* START TASK INPUTS *

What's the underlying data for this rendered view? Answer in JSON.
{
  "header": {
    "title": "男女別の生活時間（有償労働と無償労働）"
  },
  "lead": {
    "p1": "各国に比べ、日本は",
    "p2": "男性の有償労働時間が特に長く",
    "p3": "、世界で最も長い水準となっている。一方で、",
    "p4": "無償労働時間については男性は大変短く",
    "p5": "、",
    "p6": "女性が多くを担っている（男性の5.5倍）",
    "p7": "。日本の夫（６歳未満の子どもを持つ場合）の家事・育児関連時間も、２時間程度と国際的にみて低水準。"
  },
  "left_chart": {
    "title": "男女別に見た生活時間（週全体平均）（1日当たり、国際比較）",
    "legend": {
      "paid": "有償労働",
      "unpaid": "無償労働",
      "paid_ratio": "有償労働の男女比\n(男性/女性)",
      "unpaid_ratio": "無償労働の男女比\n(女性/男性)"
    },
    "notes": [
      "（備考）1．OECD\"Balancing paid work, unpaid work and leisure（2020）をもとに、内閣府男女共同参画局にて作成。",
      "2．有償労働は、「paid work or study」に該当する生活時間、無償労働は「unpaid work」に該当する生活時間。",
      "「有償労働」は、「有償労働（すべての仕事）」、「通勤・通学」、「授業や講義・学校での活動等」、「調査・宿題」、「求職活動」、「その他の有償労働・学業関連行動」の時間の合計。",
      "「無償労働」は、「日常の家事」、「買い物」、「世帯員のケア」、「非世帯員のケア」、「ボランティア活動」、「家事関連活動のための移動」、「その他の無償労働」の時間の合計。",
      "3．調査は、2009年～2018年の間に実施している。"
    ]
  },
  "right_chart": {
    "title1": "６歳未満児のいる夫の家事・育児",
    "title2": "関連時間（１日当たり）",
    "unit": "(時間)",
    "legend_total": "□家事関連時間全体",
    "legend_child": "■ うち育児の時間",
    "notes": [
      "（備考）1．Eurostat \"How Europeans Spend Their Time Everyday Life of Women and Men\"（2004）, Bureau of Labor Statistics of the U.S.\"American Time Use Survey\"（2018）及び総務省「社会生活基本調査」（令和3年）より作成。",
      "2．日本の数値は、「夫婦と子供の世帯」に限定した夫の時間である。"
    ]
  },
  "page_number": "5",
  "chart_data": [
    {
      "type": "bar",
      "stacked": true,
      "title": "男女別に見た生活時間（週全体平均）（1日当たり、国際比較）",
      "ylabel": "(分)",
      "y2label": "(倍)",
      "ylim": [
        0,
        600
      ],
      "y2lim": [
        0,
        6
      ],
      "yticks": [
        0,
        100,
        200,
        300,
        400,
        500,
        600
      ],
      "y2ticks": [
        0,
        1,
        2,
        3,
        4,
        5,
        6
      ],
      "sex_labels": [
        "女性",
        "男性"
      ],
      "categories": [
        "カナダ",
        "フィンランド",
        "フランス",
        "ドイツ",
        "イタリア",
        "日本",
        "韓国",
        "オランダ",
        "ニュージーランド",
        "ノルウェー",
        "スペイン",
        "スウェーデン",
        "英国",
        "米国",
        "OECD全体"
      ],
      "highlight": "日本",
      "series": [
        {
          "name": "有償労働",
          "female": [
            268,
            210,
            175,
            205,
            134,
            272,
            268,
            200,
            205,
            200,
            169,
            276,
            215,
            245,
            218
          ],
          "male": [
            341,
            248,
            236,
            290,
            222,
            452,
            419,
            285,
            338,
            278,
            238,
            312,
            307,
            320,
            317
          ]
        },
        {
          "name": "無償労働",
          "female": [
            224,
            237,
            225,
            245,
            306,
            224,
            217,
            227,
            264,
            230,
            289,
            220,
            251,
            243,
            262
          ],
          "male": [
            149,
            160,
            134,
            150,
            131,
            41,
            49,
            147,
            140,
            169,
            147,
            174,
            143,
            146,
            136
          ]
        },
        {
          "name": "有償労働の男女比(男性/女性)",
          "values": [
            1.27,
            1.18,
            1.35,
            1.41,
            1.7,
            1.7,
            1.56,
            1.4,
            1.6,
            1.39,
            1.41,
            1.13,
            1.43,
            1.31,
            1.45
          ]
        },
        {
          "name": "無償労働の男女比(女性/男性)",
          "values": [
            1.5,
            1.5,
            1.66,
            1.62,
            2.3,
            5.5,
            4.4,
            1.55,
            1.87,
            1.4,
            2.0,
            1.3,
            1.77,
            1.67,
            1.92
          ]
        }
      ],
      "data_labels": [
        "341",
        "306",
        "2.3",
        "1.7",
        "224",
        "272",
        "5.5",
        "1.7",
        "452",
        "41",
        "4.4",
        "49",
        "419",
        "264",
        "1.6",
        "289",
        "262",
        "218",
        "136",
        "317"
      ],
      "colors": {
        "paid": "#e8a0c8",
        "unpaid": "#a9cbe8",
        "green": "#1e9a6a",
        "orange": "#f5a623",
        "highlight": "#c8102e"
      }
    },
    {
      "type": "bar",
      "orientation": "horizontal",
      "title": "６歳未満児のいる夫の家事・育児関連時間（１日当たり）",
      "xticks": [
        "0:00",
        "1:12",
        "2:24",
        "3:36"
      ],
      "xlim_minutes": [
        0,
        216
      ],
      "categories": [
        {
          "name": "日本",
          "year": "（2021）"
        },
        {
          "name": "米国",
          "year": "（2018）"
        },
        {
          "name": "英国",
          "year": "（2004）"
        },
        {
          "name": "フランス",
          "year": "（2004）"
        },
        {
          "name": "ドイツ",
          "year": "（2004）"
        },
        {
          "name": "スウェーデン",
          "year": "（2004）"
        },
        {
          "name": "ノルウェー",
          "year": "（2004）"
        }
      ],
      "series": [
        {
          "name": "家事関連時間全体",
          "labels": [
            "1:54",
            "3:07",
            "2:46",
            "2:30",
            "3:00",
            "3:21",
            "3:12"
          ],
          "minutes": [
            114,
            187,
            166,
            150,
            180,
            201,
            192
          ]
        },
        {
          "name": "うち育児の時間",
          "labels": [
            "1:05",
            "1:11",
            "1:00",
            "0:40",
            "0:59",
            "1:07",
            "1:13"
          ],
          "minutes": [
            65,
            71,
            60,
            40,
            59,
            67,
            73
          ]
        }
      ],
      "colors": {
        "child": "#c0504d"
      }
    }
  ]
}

* END TASK INPUTS *

__WRITTEN EXERCISE__: Transcribe the data. Leave every line exactly as it is.

__SOLVED EXERCISE__:
What's the underlying data for this rendered view? Answer in JSON.
{
  "header": {
    "title": "男女別の生活時間（有償労働と無償労働）"
  },
  "lead": {
    "p1": "各国に比べ、日本は",
    "p2": "男性の有償労働時間が特に長く",
    "p3": "、世界で最も長い水準となっている。一方で、",
    "p4": "無償労働時間については男性は大変短く",
    "p5": "、",
    "p6": "女性が多くを担っている（男性の5.5倍）",
    "p7": "。日本の夫（６歳未満の子どもを持つ場合）の家事・育児関連時間も、２時間程度と国際的にみて低水準。"
  },
  "left_chart": {
    "title": "男女別に見た生活時間（週全体平均）（1日当たり、国際比較）",
    "legend": {
      "paid": "有償労働",
      "unpaid": "無償労働",
      "paid_ratio": "有償労働の男女比\n(男性/女性)",
      "unpaid_ratio": "無償労働の男女比\n(女性/男性)"
    },
    "notes": [
      "（備考）1．OECD\"Balancing paid work, unpaid work and leisure（2020）をもとに、内閣府男女共同参画局にて作成。",
      "2．有償労働は、「paid work or study」に該当する生活時間、無償労働は「unpaid work」に該当する生活時間。",
      "「有償労働」は、「有償労働（すべての仕事）」、「通勤・通学」、「授業や講義・学校での活動等」、「調査・宿題」、「求職活動」、「その他の有償労働・学業関連行動」の時間の合計。",
      "「無償労働」は、「日常の家事」、「買い物」、「世帯員のケア」、「非世帯員のケア」、「ボランティア活動」、「家事関連活動のための移動」、「その他の無償労働」の時間の合計。",
      "3．調査は、2009年～2018年の間に実施している。"
    ]
  },
  "right_chart": {
    "title1": "６歳未満児のいる夫の家事・育児",
    "title2": "関連時間（１日当たり）",
    "unit": "(時間)",
    "legend_total": "□家事関連時間全体",
    "legend_child": "■ うち育児の時間",
    "notes": [
      "（備考）1．Eurostat \"How Europeans Spend Their Time Everyday Life of Women and Men\"（2004）, Bureau of Labor Statistics of the U.S.\"American Time Use Survey\"（2018）及び総務省「社会生活基本調査」（令和3年）より作成。",
      "2．日本の数値は、「夫婦と子供の世帯」に限定した夫の時間である。"
    ]
  },
  "page_number": "5",
  "chart_data": [
    {
      "type": "bar",
      "stacked": true,
      "title": "男女別に見た生活時間（週全体平均）（1日当たり、国際比較）",
      "ylabel": "(分)",
      "y2label": "(倍)",
      "ylim": [
        0,
        600
      ],
      "y2lim": [
        0,
        6
      ],
      "yticks": [
        0,
        100,
        200,
        300,
        400,
        500,
        600
      ],
      "y2ticks": [
        0,
        1,
        2,
        3,
        4,
        5,
        6
      ],
      "sex_labels": [
        "女性",
        "男性"
      ],
      "categories": [
        "カナダ",
        "フィンランド",
        "フランス",
        "ドイツ",
        "イタリア",
        "日本",
        "韓国",
        "オランダ",
        "ニュージーランド",
        "ノルウェー",
        "スペイン",
        "スウェーデン",
        "英国",
        "米国",
        "OECD全体"
      ],
      "highlight": "日本",
      "series": [
        {
          "name": "有償労働",
          "female": [
            268,
            210,
            175,
            205,
            134,
            272,
            268,
            200,
            205,
            200,
            169,
            276,
            215,
            245,
            218
          ],
          "male": [
            341,
            248,
            236,
            290,
            222,
            452,
            419,
            285,
            338,
            278,
            238,
            312,
            307,
            320,
            317
          ]
        },
        {
          "name": "無償労働",
          "female": [
            224,
            237,
            225,
            245,
            306,
            224,
            217,
            227,
            264,
            230,
            289,
            220,
            251,
            243,
            262
          ],
          "male": [
            149,
            160,
            134,
            150,
            131,
            41,
            49,
            147,
            140,
            169,
            147,
            174,
            143,
            146,
            136
          ]
        },
        {
          "name": "有償労働の男女比(男性/女性)",
          "values": [
            1.27,
            1.18,
            1.35,
            1.41,
            1.7,
            1.7,
            1.56,
            1.4,
            1.6,
            1.39,
            1.41,
            1.13,
            1.43,
            1.31,
            1.45
          ]
        },
        {
          "name": "無償労働の男女比(女性/男性)",
          "values": [
            1.5,
            1.5,
            1.66,
            1.62,
            2.3,
            5.5,
            4.4,
            1.55,
            1.87,
            1.4,
            2.0,
            1.3,
            1.77,
            1.67,
            1.92
          ]
        }
      ],
      "data_labels": [
        "341",
        "306",
        "2.3",
        "1.7",
        "224",
        "272",
        "5.5",
        "1.7",
        "452",
        "41",
        "4.4",
        "49",
        "419",
        "264",
        "1.6",
        "289",
        "262",
        "218",
        "136",
        "317"
      ],
      "colors": {
        "paid": "#e8a0c8",
        "unpaid": "#a9cbe8",
        "green": "#1e9a6a",
        "orange": "#f5a623",
        "highlight": "#c8102e"
      }
    },
    {
      "type": "bar",
      "orientation": "horizontal",
      "title": "６歳未満児のいる夫の家事・育児関連時間（１日当たり）",
      "xticks": [
        "0:00",
        "1:12",
        "2:24",
        "3:36"
      ],
      "xlim_minutes": [
        0,
        216
      ],
      "categories": [
        {
          "name": "日本",
          "year": "（2021）"
        },
        {
          "name": "米国",
          "year": "（2018）"
        },
        {
          "name": "英国",
          "year": "（2004）"
        },
        {
          "name": "フランス",
          "year": "（2004）"
        },
        {
          "name": "ドイツ",
          "year": "（2004）"
        },
        {
          "name": "スウェーデン",
          "year": "（2004）"
        },
        {
          "name": "ノルウェー",
          "year": "（2004）"
        }
      ],
      "series": [
        {
          "name": "家事関連時間全体",
          "labels": [
            "1:54",
            "3:07",
            "2:46",
            "2:30",
            "3:00",
            "3:21",
            "3:12"
          ],
          "minutes": [
            114,
            187,
            166,
            150,
            180,
            201,
            192
          ]
        },
        {
          "name": "うち育児の時間",
          "labels": [
            "1:05",
            "1:11",
            "1:00",
            "0:40",
            "0:59",
            "1:07",
            "1:13"
          ],
          "minutes": [
            65,
            71,
            60,
            40,
            59,
            67,
            73
          ]
        }
      ],
      "colors": {
        "child": "#c0504d"
      }
    }
  ]
}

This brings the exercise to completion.